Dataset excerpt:

::::::

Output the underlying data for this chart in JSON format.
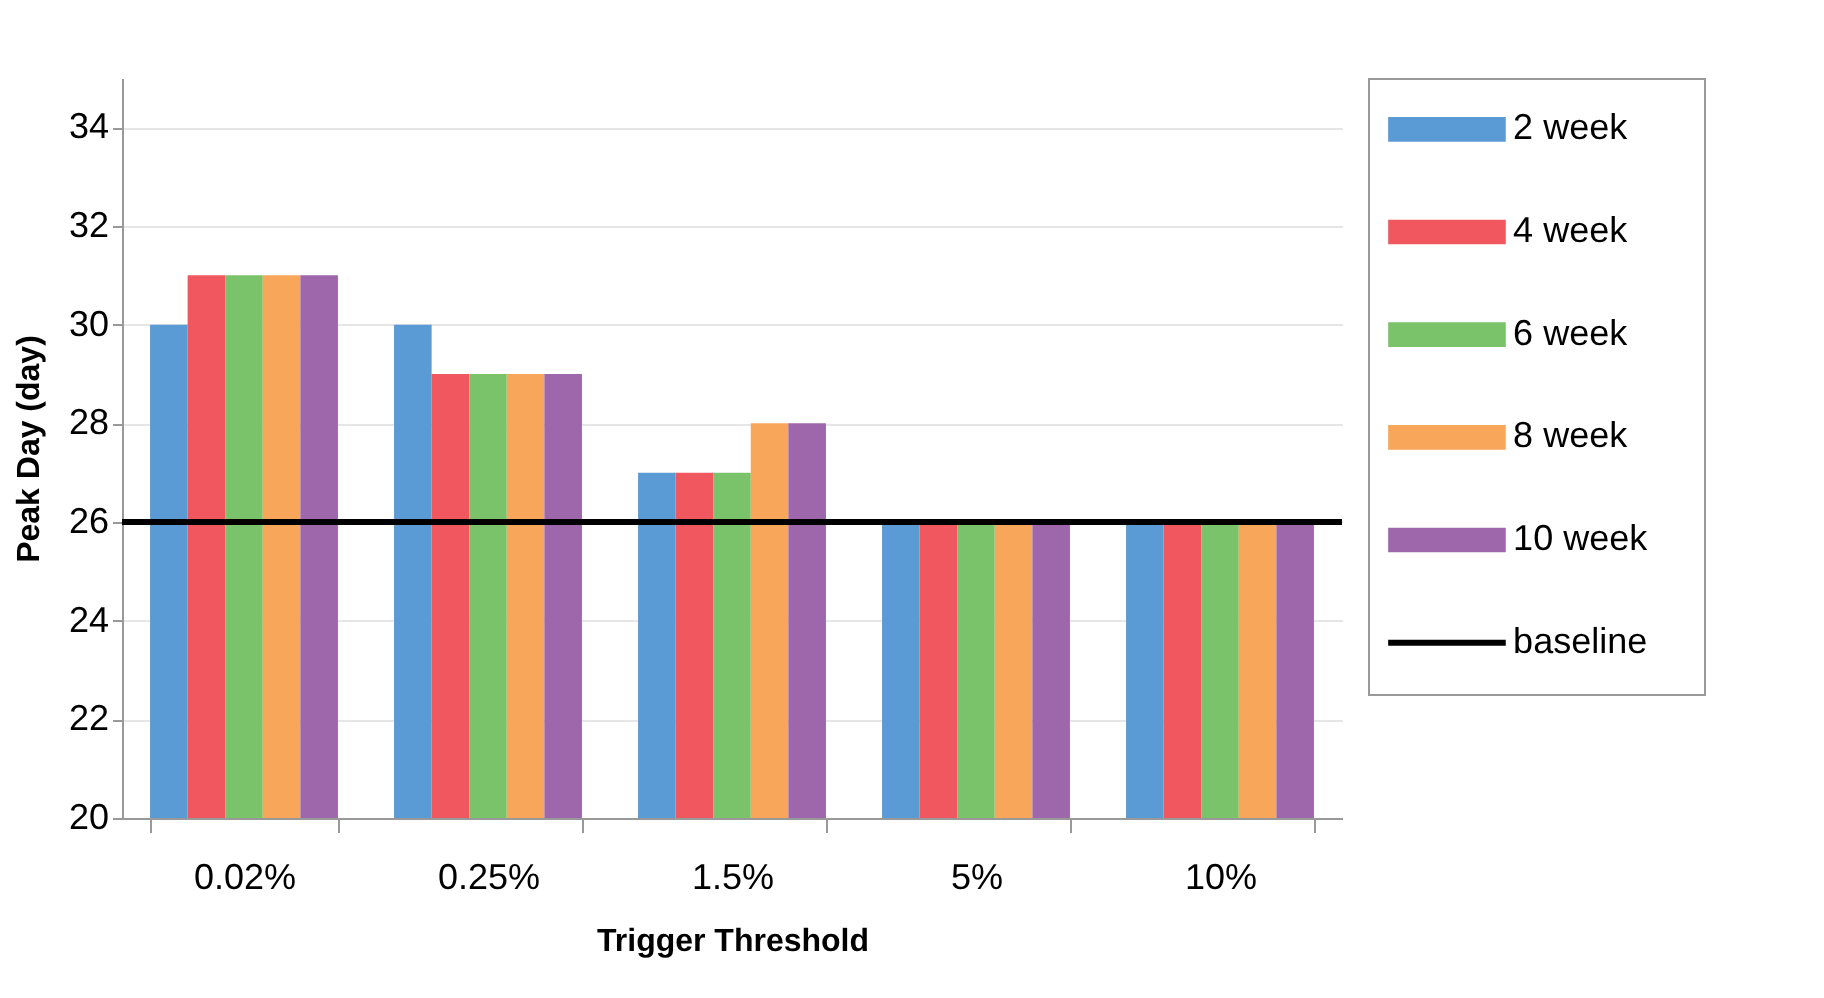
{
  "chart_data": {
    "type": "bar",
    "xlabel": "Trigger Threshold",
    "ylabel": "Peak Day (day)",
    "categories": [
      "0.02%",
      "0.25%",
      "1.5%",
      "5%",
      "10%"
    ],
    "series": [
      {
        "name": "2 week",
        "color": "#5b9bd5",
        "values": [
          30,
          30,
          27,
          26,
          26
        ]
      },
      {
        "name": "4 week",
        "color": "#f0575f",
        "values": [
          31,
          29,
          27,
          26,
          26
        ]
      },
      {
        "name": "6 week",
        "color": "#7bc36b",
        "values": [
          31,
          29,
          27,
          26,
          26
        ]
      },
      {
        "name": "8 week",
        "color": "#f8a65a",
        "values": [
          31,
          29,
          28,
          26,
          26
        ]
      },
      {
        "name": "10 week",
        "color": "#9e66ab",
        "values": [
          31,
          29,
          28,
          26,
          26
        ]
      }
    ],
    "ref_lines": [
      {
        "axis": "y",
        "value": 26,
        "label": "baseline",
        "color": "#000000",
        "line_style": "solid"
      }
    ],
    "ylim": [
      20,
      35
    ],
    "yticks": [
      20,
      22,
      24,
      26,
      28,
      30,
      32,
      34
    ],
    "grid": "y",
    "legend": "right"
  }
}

::::::

_Your instructions_. Gather each line from the entries above that includes the word "week".

_Answer to the exercise_.
        "name": "2 week",
        "name": "4 week",
        "name": "6 week",
        "name": "8 week",
        "name": "10 week",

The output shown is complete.